== Task inputs ==
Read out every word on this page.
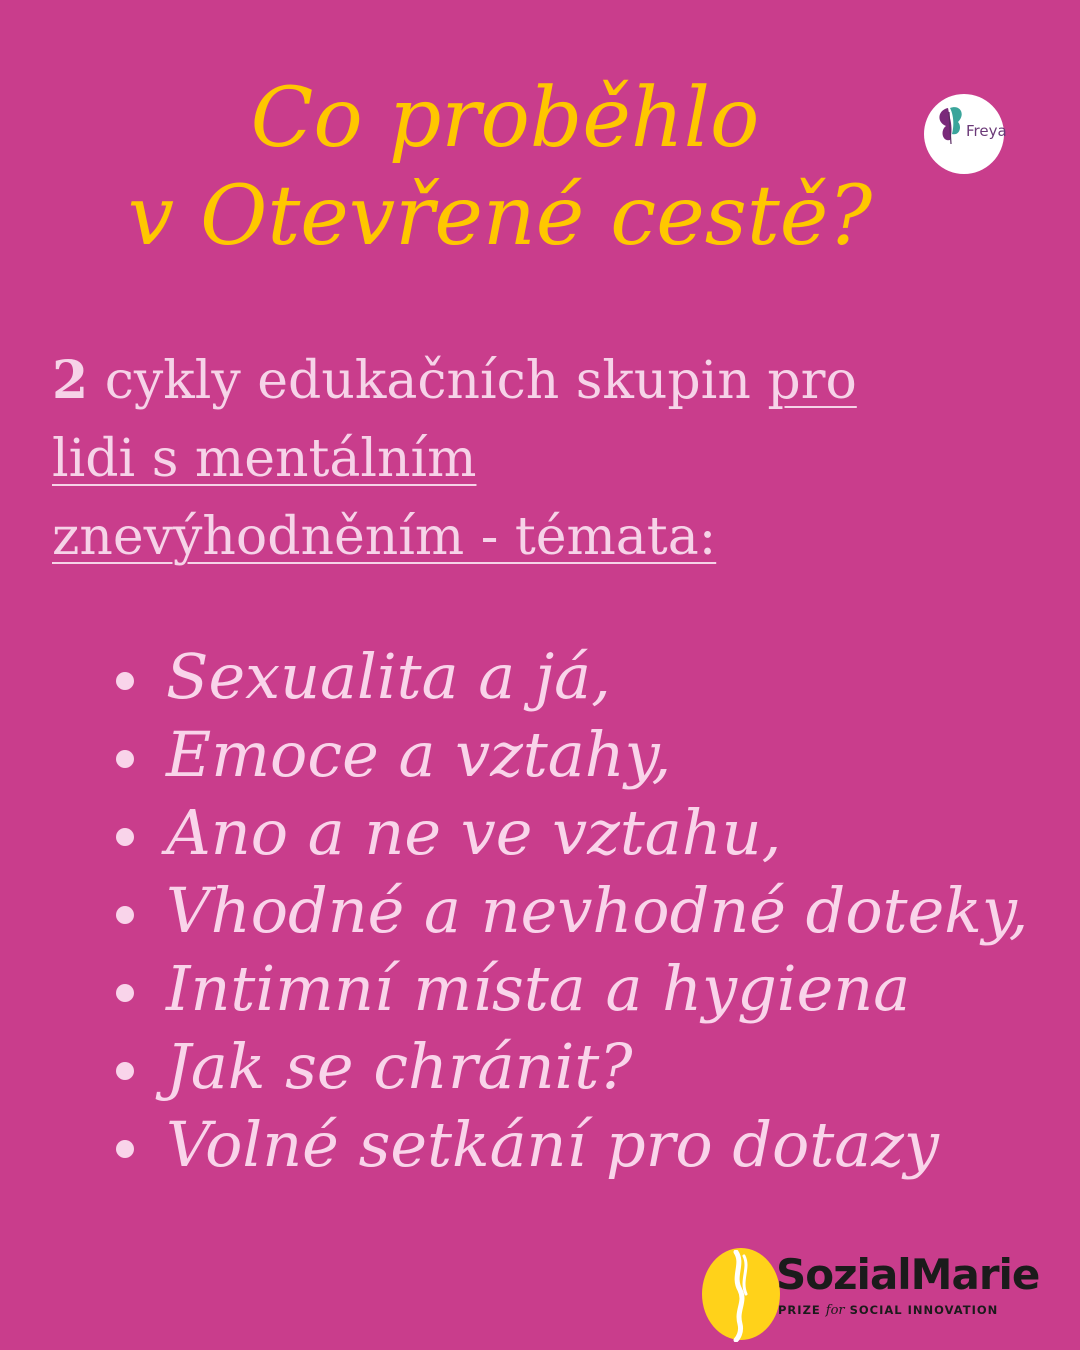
Co proběhlo
v Otevřené cestě?
Freya

2 cykly edukačních skupin pro
lidi s mentálním
znevýhodněním - témata:

Sexualita a já,
Emoce a vztahy,
Ano a ne ve vztahu,
Vhodné a nevhodné doteky,
Intimní místa a hygiena
Jak se chránit?
Volné setkání pro dotazy
SozialMarie
PRIZE for SOCIAL INNOVATION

== Written request ==
Pictures in the records above should not be copied. Repeat everything else exactly.

== Response ==
Read out every word on this page.
Co proběhlo
v Otevřené cestě?
Freya

2 cykly edukačních skupin pro
lidi s mentálním
znevýhodněním - témata:

Sexualita a já,
Emoce a vztahy,
Ano a ne ve vztahu,
Vhodné a nevhodné doteky,
Intimní místa a hygiena
Jak se chránit?
Volné setkání pro dotazy
SozialMarie
PRIZE for SOCIAL INNOVATION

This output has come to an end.